# TASK INPUTS
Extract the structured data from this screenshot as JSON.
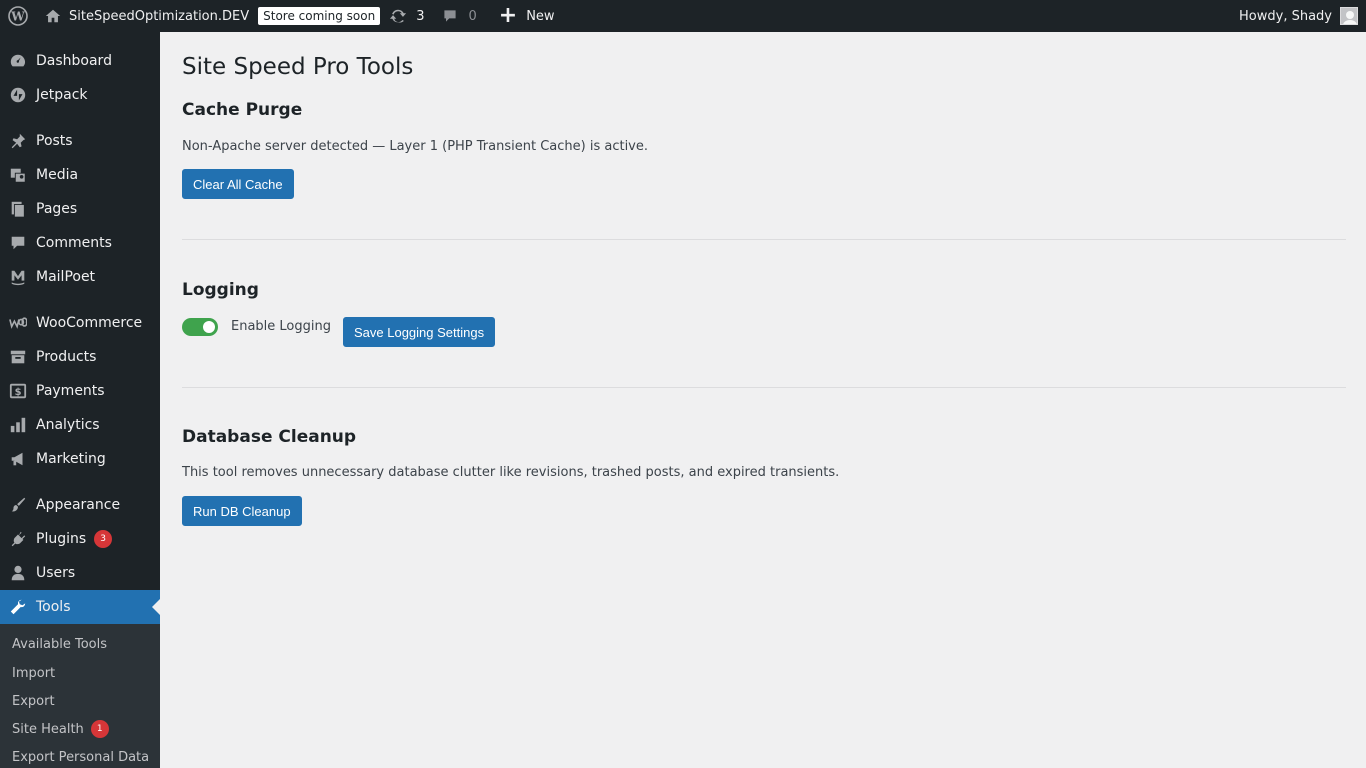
{
  "adminbar": {
    "site_name": "SiteSpeedOptimization.DEV",
    "store_badge": "Store coming soon",
    "updates_count": "3",
    "comments_count": "0",
    "new_label": "New",
    "howdy": "Howdy, Shady"
  },
  "sidebar": {
    "items": [
      {
        "label": "Dashboard",
        "icon": "dashboard-icon"
      },
      {
        "label": "Jetpack",
        "icon": "jetpack-icon"
      },
      {
        "label": "Posts",
        "icon": "pin-icon"
      },
      {
        "label": "Media",
        "icon": "media-icon"
      },
      {
        "label": "Pages",
        "icon": "pages-icon"
      },
      {
        "label": "Comments",
        "icon": "comment-icon"
      },
      {
        "label": "MailPoet",
        "icon": "mailpoet-icon"
      },
      {
        "label": "WooCommerce",
        "icon": "woocommerce-icon"
      },
      {
        "label": "Products",
        "icon": "archive-icon"
      },
      {
        "label": "Payments",
        "icon": "dollar-icon"
      },
      {
        "label": "Analytics",
        "icon": "bar-chart-icon"
      },
      {
        "label": "Marketing",
        "icon": "megaphone-icon"
      },
      {
        "label": "Appearance",
        "icon": "paintbrush-icon"
      },
      {
        "label": "Plugins",
        "icon": "plugin-icon",
        "badge": "3"
      },
      {
        "label": "Users",
        "icon": "user-icon"
      },
      {
        "label": "Tools",
        "icon": "wrench-icon",
        "active": true
      }
    ],
    "submenu": [
      {
        "label": "Available Tools"
      },
      {
        "label": "Import"
      },
      {
        "label": "Export"
      },
      {
        "label": "Site Health",
        "badge": "1"
      },
      {
        "label": "Export Personal Data"
      }
    ]
  },
  "main": {
    "page_title": "Site Speed Pro Tools",
    "cache": {
      "title": "Cache Purge",
      "description": "Non-Apache server detected — Layer 1 (PHP Transient Cache) is active.",
      "button": "Clear All Cache"
    },
    "logging": {
      "title": "Logging",
      "toggle_label": "Enable Logging",
      "toggle_on": true,
      "button": "Save Logging Settings"
    },
    "database": {
      "title": "Database Cleanup",
      "description": "This tool removes unnecessary database clutter like revisions, trashed posts, and expired transients.",
      "button": "Run DB Cleanup"
    }
  },
  "colors": {
    "adminbar_bg": "#1d2327",
    "accent": "#2271b1",
    "toggle_on": "#3fa34d",
    "badge": "#d63638",
    "content_bg": "#f0f0f1"
  }
}
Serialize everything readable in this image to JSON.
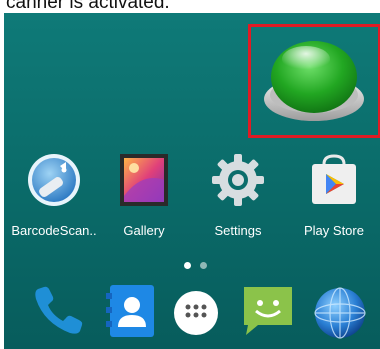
{
  "caption": "canner is activated.",
  "apps": [
    {
      "label": "BarcodeScan..",
      "icon": "barcode-scanner-icon"
    },
    {
      "label": "Gallery",
      "icon": "gallery-icon"
    },
    {
      "label": "Settings",
      "icon": "settings-icon"
    },
    {
      "label": "Play Store",
      "icon": "play-store-icon"
    }
  ],
  "page_indicator": {
    "pages": 2,
    "current": 1
  },
  "dock": [
    "phone-icon",
    "contacts-icon",
    "app-drawer-icon",
    "messaging-icon",
    "browser-icon"
  ],
  "colors": {
    "highlight": "#e01b24",
    "wallpaper": "#0b6d6b",
    "button_green": "#2fb52f"
  }
}
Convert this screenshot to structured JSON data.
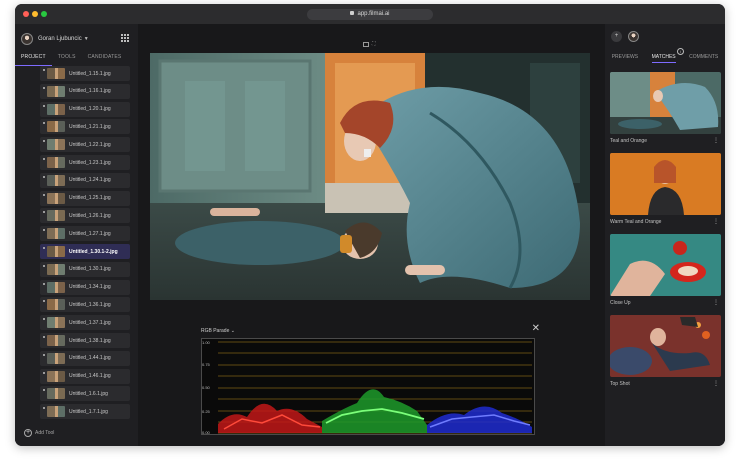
{
  "browser": {
    "url": "app.filmai.ai",
    "dot_colors": [
      "#ff5f57",
      "#febc2e",
      "#28c840"
    ]
  },
  "sidebar": {
    "user_name": "Goran Ljubuncic",
    "tabs": [
      "PROJECT",
      "TOOLS",
      "CANDIDATES"
    ],
    "active_tab": "PROJECT",
    "files": [
      "Untitled_1.15.1.jpg",
      "Untitled_1.16.1.jpg",
      "Untitled_1.20.1.jpg",
      "Untitled_1.21.1.jpg",
      "Untitled_1.22.1.jpg",
      "Untitled_1.23.1.jpg",
      "Untitled_1.24.1.jpg",
      "Untitled_1.25.1.jpg",
      "Untitled_1.26.1.jpg",
      "Untitled_1.27.1.jpg",
      "Untitled_1.30.1-2.jpg",
      "Untitled_1.30.1.jpg",
      "Untitled_1.34.1.jpg",
      "Untitled_1.36.1.jpg",
      "Untitled_1.37.1.jpg",
      "Untitled_1.38.1.jpg",
      "Untitled_1.44.1.jpg",
      "Untitled_1.46.1.jpg",
      "Untitled_1.6.1.jpg",
      "Untitled_1.7.1.jpg"
    ],
    "selected_file": "Untitled_1.30.1-2.jpg",
    "add_tool_label": "Add Tool"
  },
  "scope": {
    "title": "RGB Parade",
    "y_ticks": [
      "1.00",
      "0.75",
      "0.50",
      "0.25",
      "0.00"
    ]
  },
  "right_panel": {
    "tabs": [
      "PREVIEWS",
      "MATCHES",
      "COMMENTS"
    ],
    "active_tab": "MATCHES",
    "matches": [
      {
        "label": "Teal and Orange"
      },
      {
        "label": "Warm Teal and Orange"
      },
      {
        "label": "Close Up"
      },
      {
        "label": "Top Shot"
      }
    ]
  },
  "colors": {
    "accent": "#7e6bff",
    "grid_line": "#b58a1c"
  }
}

# AIM
Give only the number of lines that include the word "Cleanup".

# RESULT
2